>> Start
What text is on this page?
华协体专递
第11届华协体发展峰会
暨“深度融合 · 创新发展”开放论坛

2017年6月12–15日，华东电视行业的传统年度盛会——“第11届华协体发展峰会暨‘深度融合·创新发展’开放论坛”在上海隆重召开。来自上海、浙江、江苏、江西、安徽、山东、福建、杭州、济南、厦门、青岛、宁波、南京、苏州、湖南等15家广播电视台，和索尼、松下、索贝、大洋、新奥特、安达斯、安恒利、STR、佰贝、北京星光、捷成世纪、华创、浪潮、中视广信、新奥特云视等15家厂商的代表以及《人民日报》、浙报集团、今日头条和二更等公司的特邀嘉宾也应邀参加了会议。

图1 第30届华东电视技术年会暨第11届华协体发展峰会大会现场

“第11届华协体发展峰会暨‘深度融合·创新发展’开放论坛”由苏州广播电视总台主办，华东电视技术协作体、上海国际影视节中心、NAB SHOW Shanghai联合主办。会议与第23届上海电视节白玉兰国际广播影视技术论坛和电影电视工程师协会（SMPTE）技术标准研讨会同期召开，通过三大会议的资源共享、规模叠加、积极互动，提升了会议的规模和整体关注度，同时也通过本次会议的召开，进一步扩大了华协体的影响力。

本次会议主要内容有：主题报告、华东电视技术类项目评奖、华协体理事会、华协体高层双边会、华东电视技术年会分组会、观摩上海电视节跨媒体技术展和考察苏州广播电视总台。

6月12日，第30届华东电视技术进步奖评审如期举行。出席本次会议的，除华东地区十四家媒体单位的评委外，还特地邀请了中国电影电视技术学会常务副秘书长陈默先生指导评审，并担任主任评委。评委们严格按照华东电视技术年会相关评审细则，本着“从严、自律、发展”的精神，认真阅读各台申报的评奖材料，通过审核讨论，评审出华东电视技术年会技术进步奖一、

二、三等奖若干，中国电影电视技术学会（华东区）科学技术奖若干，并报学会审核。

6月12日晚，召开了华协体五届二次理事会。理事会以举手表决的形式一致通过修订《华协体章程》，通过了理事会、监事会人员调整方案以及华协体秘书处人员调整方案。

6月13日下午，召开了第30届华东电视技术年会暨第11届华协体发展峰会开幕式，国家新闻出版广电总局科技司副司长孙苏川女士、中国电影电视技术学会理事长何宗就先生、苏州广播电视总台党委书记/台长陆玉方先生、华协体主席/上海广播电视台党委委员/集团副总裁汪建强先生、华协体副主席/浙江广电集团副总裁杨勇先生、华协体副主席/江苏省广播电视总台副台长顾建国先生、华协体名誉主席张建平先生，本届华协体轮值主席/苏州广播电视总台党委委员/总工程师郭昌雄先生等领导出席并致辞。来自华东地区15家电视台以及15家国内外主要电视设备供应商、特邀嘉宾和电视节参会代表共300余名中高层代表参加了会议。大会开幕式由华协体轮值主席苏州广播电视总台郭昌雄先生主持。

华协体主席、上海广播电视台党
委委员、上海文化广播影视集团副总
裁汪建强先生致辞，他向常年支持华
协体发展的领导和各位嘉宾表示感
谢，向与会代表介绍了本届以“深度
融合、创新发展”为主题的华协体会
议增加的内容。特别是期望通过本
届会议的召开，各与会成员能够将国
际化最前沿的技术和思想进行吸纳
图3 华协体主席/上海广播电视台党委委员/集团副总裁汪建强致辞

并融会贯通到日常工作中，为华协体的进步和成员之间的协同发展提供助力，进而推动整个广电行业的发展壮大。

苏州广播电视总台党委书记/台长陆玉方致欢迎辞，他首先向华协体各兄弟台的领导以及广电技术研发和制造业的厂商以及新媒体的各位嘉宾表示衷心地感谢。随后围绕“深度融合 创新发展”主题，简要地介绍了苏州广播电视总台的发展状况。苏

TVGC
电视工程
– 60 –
>> End
- [PROBLEM DESCRIPTION]:
Return all of the entries exactly as they were supplied.

- [OUTPUT OF THE TASK]:
What text is on this page?
华协体专递
第11届华协体发展峰会
暨“深度融合 · 创新发展”开放论坛

2017年6月12–15日，华东电视行业的传统年度盛会——“第11届华协体发展峰会暨‘深度融合·创新发展’开放论坛”在上海隆重召开。来自上海、浙江、江苏、江西、安徽、山东、福建、杭州、济南、厦门、青岛、宁波、南京、苏州、湖南等15家广播电视台，和索尼、松下、索贝、大洋、新奥特、安达斯、安恒利、STR、佰贝、北京星光、捷成世纪、华创、浪潮、中视广信、新奥特云视等15家厂商的代表以及《人民日报》、浙报集团、今日头条和二更等公司的特邀嘉宾也应邀参加了会议。

图1 第30届华东电视技术年会暨第11届华协体发展峰会大会现场

“第11届华协体发展峰会暨‘深度融合·创新发展’开放论坛”由苏州广播电视总台主办，华东电视技术协作体、上海国际影视节中心、NAB SHOW Shanghai联合主办。会议与第23届上海电视节白玉兰国际广播影视技术论坛和电影电视工程师协会（SMPTE）技术标准研讨会同期召开，通过三大会议的资源共享、规模叠加、积极互动，提升了会议的规模和整体关注度，同时也通过本次会议的召开，进一步扩大了华协体的影响力。

本次会议主要内容有：主题报告、华东电视技术类项目评奖、华协体理事会、华协体高层双边会、华东电视技术年会分组会、观摩上海电视节跨媒体技术展和考察苏州广播电视总台。

6月12日，第30届华东电视技术进步奖评审如期举行。出席本次会议的，除华东地区十四家媒体单位的评委外，还特地邀请了中国电影电视技术学会常务副秘书长陈默先生指导评审，并担任主任评委。评委们严格按照华东电视技术年会相关评审细则，本着“从严、自律、发展”的精神，认真阅读各台申报的评奖材料，通过审核讨论，评审出华东电视技术年会技术进步奖一、

二、三等奖若干，中国电影电视技术学会（华东区）科学技术奖若干，并报学会审核。

6月12日晚，召开了华协体五届二次理事会。理事会以举手表决的形式一致通过修订《华协体章程》，通过了理事会、监事会人员调整方案以及华协体秘书处人员调整方案。

6月13日下午，召开了第30届华东电视技术年会暨第11届华协体发展峰会开幕式，国家新闻出版广电总局科技司副司长孙苏川女士、中国电影电视技术学会理事长何宗就先生、苏州广播电视总台党委书记/台长陆玉方先生、华协体主席/上海广播电视台党委委员/集团副总裁汪建强先生、华协体副主席/浙江广电集团副总裁杨勇先生、华协体副主席/江苏省广播电视总台副台长顾建国先生、华协体名誉主席张建平先生，本届华协体轮值主席/苏州广播电视总台党委委员/总工程师郭昌雄先生等领导出席并致辞。来自华东地区15家电视台以及15家国内外主要电视设备供应商、特邀嘉宾和电视节参会代表共300余名中高层代表参加了会议。大会开幕式由华协体轮值主席苏州广播电视总台郭昌雄先生主持。

华协体主席、上海广播电视台党
委委员、上海文化广播影视集团副总
裁汪建强先生致辞，他向常年支持华
协体发展的领导和各位嘉宾表示感
谢，向与会代表介绍了本届以“深度
融合、创新发展”为主题的华协体会
议增加的内容。特别是期望通过本
届会议的召开，各与会成员能够将国
际化最前沿的技术和思想进行吸纳
图3 华协体主席/上海广播电视台党委委员/集团副总裁汪建强致辞

并融会贯通到日常工作中，为华协体的进步和成员之间的协同发展提供助力，进而推动整个广电行业的发展壮大。

苏州广播电视总台党委书记/台长陆玉方致欢迎辞，他首先向华协体各兄弟台的领导以及广电技术研发和制造业的厂商以及新媒体的各位嘉宾表示衷心地感谢。随后围绕“深度融合 创新发展”主题，简要地介绍了苏州广播电视总台的发展状况。苏

TVGC
电视工程
– 60 –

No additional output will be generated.